#### [PROBLEM TO WORK ON]
The data below must be copied in full and without any change.

#### [DATASET EXCERPTS]

***

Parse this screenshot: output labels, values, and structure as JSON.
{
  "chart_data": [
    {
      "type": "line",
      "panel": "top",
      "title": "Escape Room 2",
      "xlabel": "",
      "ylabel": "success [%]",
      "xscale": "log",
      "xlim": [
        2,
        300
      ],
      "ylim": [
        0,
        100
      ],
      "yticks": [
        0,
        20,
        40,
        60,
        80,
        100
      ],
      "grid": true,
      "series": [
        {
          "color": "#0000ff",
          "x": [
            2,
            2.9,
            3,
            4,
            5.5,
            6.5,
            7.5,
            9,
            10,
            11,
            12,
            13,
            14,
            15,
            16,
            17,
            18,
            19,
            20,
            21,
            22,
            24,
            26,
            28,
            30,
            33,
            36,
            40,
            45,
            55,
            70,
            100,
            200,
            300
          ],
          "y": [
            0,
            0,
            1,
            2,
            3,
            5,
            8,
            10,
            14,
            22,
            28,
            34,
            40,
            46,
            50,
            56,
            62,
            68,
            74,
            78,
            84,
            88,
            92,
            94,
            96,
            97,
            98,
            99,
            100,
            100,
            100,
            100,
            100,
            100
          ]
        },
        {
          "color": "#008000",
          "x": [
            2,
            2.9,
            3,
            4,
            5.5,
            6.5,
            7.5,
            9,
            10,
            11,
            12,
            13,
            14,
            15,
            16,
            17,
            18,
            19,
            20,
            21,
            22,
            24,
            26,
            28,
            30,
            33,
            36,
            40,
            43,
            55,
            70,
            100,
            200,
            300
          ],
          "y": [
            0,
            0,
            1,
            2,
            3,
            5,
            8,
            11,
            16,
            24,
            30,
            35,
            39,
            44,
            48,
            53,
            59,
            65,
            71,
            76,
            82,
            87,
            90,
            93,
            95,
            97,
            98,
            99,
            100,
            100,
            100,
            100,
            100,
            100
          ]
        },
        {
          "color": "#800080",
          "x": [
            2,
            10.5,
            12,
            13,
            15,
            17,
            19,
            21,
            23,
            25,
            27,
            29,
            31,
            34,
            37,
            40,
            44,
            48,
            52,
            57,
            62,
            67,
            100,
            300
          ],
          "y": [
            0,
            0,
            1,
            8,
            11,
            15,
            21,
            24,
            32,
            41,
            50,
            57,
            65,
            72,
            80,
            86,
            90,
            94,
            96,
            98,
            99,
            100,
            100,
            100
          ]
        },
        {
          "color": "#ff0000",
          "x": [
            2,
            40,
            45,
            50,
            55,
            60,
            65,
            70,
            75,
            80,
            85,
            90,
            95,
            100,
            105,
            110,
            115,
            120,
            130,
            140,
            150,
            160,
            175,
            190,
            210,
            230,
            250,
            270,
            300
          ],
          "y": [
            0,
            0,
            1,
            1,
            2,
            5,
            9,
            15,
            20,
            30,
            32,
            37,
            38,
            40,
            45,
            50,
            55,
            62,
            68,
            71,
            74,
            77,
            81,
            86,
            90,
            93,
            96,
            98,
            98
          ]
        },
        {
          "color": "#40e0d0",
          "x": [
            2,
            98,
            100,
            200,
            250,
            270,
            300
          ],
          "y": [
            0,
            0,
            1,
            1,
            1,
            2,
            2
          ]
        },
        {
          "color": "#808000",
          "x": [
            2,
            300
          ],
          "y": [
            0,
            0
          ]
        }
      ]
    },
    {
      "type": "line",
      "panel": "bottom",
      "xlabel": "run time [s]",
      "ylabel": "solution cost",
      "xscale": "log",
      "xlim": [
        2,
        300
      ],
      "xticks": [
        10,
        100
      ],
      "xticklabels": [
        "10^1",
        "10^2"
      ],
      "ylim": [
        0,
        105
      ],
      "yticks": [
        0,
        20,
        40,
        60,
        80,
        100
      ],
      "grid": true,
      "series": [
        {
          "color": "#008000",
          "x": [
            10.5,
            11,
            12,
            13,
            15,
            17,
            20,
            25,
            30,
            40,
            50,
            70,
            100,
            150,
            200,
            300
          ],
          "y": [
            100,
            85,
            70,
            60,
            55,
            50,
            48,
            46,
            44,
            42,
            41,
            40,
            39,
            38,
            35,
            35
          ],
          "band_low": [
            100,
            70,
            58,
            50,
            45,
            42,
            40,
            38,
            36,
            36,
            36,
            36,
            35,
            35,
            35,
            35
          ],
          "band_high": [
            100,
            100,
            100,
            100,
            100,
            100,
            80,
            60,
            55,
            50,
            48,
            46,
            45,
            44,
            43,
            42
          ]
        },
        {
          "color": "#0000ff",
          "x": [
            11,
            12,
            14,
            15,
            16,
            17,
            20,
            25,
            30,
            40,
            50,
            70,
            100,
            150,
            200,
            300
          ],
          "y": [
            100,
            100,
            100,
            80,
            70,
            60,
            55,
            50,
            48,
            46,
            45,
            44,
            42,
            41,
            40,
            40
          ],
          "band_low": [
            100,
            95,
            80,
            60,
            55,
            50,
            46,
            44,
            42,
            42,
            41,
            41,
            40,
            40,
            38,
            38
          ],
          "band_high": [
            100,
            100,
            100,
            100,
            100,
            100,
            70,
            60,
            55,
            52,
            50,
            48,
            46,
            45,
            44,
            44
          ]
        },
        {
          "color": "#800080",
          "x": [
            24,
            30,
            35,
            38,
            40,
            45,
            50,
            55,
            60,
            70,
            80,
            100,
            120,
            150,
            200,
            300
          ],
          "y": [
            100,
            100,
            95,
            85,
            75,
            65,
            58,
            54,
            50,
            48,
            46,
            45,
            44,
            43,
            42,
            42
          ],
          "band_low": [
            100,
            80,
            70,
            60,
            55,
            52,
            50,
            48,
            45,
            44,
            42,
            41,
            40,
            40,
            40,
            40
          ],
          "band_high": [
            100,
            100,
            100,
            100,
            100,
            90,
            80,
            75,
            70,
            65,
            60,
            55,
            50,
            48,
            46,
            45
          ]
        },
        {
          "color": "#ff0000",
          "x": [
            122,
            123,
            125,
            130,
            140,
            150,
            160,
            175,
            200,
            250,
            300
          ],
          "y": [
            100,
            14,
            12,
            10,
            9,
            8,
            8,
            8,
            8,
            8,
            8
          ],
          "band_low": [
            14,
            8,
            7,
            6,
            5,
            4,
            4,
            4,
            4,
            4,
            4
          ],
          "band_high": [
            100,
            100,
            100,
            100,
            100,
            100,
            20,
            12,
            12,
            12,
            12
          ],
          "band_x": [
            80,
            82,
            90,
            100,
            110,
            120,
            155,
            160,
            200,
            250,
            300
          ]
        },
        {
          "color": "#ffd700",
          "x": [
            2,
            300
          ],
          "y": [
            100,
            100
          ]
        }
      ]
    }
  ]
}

***

#### [WRITTEN SOLUTION]
Parse this screenshot: output labels, values, and structure as JSON.
{
  "chart_data": [
    {
      "type": "line",
      "panel": "top",
      "title": "Escape Room 2",
      "xlabel": "",
      "ylabel": "success [%]",
      "xscale": "log",
      "xlim": [
        2,
        300
      ],
      "ylim": [
        0,
        100
      ],
      "yticks": [
        0,
        20,
        40,
        60,
        80,
        100
      ],
      "grid": true,
      "series": [
        {
          "color": "#0000ff",
          "x": [
            2,
            2.9,
            3,
            4,
            5.5,
            6.5,
            7.5,
            9,
            10,
            11,
            12,
            13,
            14,
            15,
            16,
            17,
            18,
            19,
            20,
            21,
            22,
            24,
            26,
            28,
            30,
            33,
            36,
            40,
            45,
            55,
            70,
            100,
            200,
            300
          ],
          "y": [
            0,
            0,
            1,
            2,
            3,
            5,
            8,
            10,
            14,
            22,
            28,
            34,
            40,
            46,
            50,
            56,
            62,
            68,
            74,
            78,
            84,
            88,
            92,
            94,
            96,
            97,
            98,
            99,
            100,
            100,
            100,
            100,
            100,
            100
          ]
        },
        {
          "color": "#008000",
          "x": [
            2,
            2.9,
            3,
            4,
            5.5,
            6.5,
            7.5,
            9,
            10,
            11,
            12,
            13,
            14,
            15,
            16,
            17,
            18,
            19,
            20,
            21,
            22,
            24,
            26,
            28,
            30,
            33,
            36,
            40,
            43,
            55,
            70,
            100,
            200,
            300
          ],
          "y": [
            0,
            0,
            1,
            2,
            3,
            5,
            8,
            11,
            16,
            24,
            30,
            35,
            39,
            44,
            48,
            53,
            59,
            65,
            71,
            76,
            82,
            87,
            90,
            93,
            95,
            97,
            98,
            99,
            100,
            100,
            100,
            100,
            100,
            100
          ]
        },
        {
          "color": "#800080",
          "x": [
            2,
            10.5,
            12,
            13,
            15,
            17,
            19,
            21,
            23,
            25,
            27,
            29,
            31,
            34,
            37,
            40,
            44,
            48,
            52,
            57,
            62,
            67,
            100,
            300
          ],
          "y": [
            0,
            0,
            1,
            8,
            11,
            15,
            21,
            24,
            32,
            41,
            50,
            57,
            65,
            72,
            80,
            86,
            90,
            94,
            96,
            98,
            99,
            100,
            100,
            100
          ]
        },
        {
          "color": "#ff0000",
          "x": [
            2,
            40,
            45,
            50,
            55,
            60,
            65,
            70,
            75,
            80,
            85,
            90,
            95,
            100,
            105,
            110,
            115,
            120,
            130,
            140,
            150,
            160,
            175,
            190,
            210,
            230,
            250,
            270,
            300
          ],
          "y": [
            0,
            0,
            1,
            1,
            2,
            5,
            9,
            15,
            20,
            30,
            32,
            37,
            38,
            40,
            45,
            50,
            55,
            62,
            68,
            71,
            74,
            77,
            81,
            86,
            90,
            93,
            96,
            98,
            98
          ]
        },
        {
          "color": "#40e0d0",
          "x": [
            2,
            98,
            100,
            200,
            250,
            270,
            300
          ],
          "y": [
            0,
            0,
            1,
            1,
            1,
            2,
            2
          ]
        },
        {
          "color": "#808000",
          "x": [
            2,
            300
          ],
          "y": [
            0,
            0
          ]
        }
      ]
    },
    {
      "type": "line",
      "panel": "bottom",
      "xlabel": "run time [s]",
      "ylabel": "solution cost",
      "xscale": "log",
      "xlim": [
        2,
        300
      ],
      "xticks": [
        10,
        100
      ],
      "xticklabels": [
        "10^1",
        "10^2"
      ],
      "ylim": [
        0,
        105
      ],
      "yticks": [
        0,
        20,
        40,
        60,
        80,
        100
      ],
      "grid": true,
      "series": [
        {
          "color": "#008000",
          "x": [
            10.5,
            11,
            12,
            13,
            15,
            17,
            20,
            25,
            30,
            40,
            50,
            70,
            100,
            150,
            200,
            300
          ],
          "y": [
            100,
            85,
            70,
            60,
            55,
            50,
            48,
            46,
            44,
            42,
            41,
            40,
            39,
            38,
            35,
            35
          ],
          "band_low": [
            100,
            70,
            58,
            50,
            45,
            42,
            40,
            38,
            36,
            36,
            36,
            36,
            35,
            35,
            35,
            35
          ],
          "band_high": [
            100,
            100,
            100,
            100,
            100,
            100,
            80,
            60,
            55,
            50,
            48,
            46,
            45,
            44,
            43,
            42
          ]
        },
        {
          "color": "#0000ff",
          "x": [
            11,
            12,
            14,
            15,
            16,
            17,
            20,
            25,
            30,
            40,
            50,
            70,
            100,
            150,
            200,
            300
          ],
          "y": [
            100,
            100,
            100,
            80,
            70,
            60,
            55,
            50,
            48,
            46,
            45,
            44,
            42,
            41,
            40,
            40
          ],
          "band_low": [
            100,
            95,
            80,
            60,
            55,
            50,
            46,
            44,
            42,
            42,
            41,
            41,
            40,
            40,
            38,
            38
          ],
          "band_high": [
            100,
            100,
            100,
            100,
            100,
            100,
            70,
            60,
            55,
            52,
            50,
            48,
            46,
            45,
            44,
            44
          ]
        },
        {
          "color": "#800080",
          "x": [
            24,
            30,
            35,
            38,
            40,
            45,
            50,
            55,
            60,
            70,
            80,
            100,
            120,
            150,
            200,
            300
          ],
          "y": [
            100,
            100,
            95,
            85,
            75,
            65,
            58,
            54,
            50,
            48,
            46,
            45,
            44,
            43,
            42,
            42
          ],
          "band_low": [
            100,
            80,
            70,
            60,
            55,
            52,
            50,
            48,
            45,
            44,
            42,
            41,
            40,
            40,
            40,
            40
          ],
          "band_high": [
            100,
            100,
            100,
            100,
            100,
            90,
            80,
            75,
            70,
            65,
            60,
            55,
            50,
            48,
            46,
            45
          ]
        },
        {
          "color": "#ff0000",
          "x": [
            122,
            123,
            125,
            130,
            140,
            150,
            160,
            175,
            200,
            250,
            300
          ],
          "y": [
            100,
            14,
            12,
            10,
            9,
            8,
            8,
            8,
            8,
            8,
            8
          ],
          "band_low": [
            14,
            8,
            7,
            6,
            5,
            4,
            4,
            4,
            4,
            4,
            4
          ],
          "band_high": [
            100,
            100,
            100,
            100,
            100,
            100,
            20,
            12,
            12,
            12,
            12
          ],
          "band_x": [
            80,
            82,
            90,
            100,
            110,
            120,
            155,
            160,
            200,
            250,
            300
          ]
        },
        {
          "color": "#ffd700",
          "x": [
            2,
            300
          ],
          "y": [
            100,
            100
          ]
        }
      ]
    }
  ]
}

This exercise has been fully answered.